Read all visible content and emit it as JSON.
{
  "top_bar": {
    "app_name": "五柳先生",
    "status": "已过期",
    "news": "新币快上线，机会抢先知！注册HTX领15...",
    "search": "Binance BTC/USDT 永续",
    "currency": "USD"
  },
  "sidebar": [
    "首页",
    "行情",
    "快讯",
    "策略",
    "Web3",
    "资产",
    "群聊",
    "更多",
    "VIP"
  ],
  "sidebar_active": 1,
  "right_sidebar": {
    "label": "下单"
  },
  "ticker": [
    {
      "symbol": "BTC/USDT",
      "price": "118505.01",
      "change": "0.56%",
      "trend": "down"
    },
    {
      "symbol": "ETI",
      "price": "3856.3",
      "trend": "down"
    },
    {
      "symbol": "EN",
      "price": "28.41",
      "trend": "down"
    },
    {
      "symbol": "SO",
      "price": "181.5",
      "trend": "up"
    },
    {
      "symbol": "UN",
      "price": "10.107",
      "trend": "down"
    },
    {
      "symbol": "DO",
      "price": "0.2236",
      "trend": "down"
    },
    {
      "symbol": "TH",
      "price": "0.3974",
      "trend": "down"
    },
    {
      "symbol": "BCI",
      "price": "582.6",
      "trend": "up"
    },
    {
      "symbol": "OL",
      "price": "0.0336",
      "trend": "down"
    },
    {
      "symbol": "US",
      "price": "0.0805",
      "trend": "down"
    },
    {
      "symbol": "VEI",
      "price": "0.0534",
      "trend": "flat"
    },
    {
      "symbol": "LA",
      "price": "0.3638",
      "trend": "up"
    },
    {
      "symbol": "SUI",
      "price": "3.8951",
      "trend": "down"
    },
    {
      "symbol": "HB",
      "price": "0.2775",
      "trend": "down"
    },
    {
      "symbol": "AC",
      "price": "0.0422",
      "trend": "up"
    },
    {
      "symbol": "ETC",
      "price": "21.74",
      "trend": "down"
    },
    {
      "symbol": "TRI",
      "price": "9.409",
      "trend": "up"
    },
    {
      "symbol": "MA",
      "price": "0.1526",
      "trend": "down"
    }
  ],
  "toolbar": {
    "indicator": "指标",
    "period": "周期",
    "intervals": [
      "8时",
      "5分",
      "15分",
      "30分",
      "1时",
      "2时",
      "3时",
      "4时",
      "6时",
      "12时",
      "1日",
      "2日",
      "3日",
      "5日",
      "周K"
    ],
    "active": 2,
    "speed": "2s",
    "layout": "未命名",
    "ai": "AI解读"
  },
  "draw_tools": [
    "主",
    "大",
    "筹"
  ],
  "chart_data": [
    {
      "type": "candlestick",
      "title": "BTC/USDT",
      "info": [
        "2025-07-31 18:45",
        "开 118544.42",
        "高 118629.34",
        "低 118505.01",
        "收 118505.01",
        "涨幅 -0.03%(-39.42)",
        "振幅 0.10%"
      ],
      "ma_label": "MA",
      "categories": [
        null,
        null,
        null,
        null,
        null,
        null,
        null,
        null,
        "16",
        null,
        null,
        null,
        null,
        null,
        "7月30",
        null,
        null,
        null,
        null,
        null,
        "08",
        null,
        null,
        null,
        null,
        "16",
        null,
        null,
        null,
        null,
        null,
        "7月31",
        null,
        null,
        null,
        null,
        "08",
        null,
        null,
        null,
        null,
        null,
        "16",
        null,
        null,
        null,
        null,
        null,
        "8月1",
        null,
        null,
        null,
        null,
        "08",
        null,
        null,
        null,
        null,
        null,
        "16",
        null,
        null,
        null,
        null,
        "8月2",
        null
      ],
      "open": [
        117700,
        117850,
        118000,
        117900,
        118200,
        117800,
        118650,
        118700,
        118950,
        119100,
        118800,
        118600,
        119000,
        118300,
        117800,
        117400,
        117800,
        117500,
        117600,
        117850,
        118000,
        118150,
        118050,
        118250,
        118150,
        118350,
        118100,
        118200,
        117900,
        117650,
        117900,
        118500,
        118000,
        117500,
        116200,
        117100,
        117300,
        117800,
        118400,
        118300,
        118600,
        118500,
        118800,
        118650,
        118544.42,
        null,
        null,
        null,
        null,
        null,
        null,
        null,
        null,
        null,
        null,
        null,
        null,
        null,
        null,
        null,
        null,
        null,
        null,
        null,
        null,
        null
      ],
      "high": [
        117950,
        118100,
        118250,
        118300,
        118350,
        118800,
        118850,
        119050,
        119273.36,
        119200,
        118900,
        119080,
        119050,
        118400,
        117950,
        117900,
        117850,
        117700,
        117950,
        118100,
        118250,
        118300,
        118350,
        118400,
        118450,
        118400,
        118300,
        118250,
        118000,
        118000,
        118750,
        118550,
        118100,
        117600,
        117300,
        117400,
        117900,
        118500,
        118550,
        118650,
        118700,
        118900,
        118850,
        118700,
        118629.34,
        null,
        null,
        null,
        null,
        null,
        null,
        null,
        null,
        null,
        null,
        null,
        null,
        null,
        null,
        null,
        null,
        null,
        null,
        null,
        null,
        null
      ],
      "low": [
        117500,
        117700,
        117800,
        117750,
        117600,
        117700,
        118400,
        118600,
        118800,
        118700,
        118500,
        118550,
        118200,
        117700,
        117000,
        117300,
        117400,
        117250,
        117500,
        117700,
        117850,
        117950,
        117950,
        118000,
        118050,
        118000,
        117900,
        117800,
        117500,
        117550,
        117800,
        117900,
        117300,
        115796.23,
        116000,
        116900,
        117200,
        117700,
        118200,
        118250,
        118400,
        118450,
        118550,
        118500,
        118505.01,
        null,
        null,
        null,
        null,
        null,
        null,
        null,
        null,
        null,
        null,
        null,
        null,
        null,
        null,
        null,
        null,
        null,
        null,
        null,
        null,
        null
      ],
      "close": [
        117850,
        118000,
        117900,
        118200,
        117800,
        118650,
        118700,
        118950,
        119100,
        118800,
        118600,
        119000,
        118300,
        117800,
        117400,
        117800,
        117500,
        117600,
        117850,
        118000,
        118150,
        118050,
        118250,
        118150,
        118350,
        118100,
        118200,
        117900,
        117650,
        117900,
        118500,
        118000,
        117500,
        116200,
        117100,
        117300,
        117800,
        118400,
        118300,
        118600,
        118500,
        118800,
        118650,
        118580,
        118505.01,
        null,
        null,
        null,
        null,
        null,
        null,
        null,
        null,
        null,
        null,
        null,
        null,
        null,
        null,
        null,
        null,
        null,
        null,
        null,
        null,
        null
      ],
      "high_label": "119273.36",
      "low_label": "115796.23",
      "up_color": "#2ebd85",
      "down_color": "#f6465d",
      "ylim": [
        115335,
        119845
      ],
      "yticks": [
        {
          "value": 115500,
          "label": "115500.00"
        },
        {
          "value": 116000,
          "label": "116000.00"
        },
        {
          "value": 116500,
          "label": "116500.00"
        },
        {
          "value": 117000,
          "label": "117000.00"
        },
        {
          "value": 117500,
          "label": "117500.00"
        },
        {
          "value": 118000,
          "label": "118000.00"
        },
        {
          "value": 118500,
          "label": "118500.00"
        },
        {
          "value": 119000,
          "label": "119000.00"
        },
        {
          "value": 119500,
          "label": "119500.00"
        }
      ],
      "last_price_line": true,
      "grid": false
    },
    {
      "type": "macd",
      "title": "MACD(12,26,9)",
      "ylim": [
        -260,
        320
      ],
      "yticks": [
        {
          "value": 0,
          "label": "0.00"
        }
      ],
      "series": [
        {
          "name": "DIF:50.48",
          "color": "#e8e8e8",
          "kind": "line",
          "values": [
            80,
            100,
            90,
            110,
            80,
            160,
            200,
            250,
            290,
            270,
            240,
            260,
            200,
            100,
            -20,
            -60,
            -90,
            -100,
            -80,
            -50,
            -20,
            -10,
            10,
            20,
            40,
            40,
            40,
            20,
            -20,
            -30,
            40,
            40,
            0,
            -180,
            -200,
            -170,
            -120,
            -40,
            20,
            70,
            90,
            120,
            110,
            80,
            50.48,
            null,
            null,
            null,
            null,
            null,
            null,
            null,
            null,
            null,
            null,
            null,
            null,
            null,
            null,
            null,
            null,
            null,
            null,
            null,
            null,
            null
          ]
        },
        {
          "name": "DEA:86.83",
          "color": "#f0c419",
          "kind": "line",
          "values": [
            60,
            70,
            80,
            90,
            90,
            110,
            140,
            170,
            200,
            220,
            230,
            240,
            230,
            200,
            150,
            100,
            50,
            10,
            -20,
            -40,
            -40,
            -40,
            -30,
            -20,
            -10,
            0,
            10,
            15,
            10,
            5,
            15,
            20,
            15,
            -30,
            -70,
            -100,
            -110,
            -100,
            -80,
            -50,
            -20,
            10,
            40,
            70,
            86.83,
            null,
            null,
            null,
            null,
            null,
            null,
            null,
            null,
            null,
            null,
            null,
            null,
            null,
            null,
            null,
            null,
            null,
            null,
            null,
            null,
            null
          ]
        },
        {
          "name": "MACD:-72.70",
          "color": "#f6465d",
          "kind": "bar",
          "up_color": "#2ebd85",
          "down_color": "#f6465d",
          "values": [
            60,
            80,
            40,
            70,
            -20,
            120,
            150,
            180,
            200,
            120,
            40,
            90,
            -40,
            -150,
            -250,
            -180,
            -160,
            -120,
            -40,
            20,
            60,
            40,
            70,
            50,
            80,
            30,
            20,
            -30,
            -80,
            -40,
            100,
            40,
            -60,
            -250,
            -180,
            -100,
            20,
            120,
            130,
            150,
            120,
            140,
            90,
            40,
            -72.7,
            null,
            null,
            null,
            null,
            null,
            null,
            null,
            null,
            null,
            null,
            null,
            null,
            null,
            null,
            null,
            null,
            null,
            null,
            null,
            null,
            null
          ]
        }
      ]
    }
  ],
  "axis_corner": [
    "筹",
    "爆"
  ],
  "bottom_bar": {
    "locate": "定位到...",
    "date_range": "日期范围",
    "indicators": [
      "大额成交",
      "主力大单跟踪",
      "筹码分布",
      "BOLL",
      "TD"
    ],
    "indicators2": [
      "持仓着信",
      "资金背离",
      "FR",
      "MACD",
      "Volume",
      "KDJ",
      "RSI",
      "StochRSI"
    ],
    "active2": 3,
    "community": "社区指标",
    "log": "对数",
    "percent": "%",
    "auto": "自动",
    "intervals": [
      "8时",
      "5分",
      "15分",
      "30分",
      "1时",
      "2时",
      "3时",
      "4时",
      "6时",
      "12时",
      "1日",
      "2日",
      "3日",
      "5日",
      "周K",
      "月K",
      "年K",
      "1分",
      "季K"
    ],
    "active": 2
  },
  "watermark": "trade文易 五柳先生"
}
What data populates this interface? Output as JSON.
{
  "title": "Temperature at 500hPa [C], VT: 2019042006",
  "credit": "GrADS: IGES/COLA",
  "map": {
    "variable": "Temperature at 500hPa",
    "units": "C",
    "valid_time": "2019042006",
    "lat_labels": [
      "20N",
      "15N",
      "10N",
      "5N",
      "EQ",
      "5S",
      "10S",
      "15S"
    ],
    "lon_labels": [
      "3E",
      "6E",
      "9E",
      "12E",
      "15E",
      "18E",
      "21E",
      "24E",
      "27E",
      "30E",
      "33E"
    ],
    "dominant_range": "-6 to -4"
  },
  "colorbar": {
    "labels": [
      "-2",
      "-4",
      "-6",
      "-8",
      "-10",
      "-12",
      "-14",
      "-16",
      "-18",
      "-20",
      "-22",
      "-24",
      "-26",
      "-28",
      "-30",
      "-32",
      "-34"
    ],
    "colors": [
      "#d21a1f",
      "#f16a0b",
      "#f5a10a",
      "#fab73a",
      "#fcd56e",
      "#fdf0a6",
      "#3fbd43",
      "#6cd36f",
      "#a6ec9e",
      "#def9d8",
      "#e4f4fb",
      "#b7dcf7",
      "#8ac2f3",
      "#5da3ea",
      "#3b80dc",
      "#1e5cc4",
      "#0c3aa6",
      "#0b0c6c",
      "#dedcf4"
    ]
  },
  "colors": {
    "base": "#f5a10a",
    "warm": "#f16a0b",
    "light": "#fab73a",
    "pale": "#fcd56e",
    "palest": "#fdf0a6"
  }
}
################
-- What you are asked to do --
Identify the lines of the entries containing the string "五柳先生". Copy each such line.

-- Task answer --
    "app_name": "五柳先生",
  "watermark": "trade文易 五柳先生"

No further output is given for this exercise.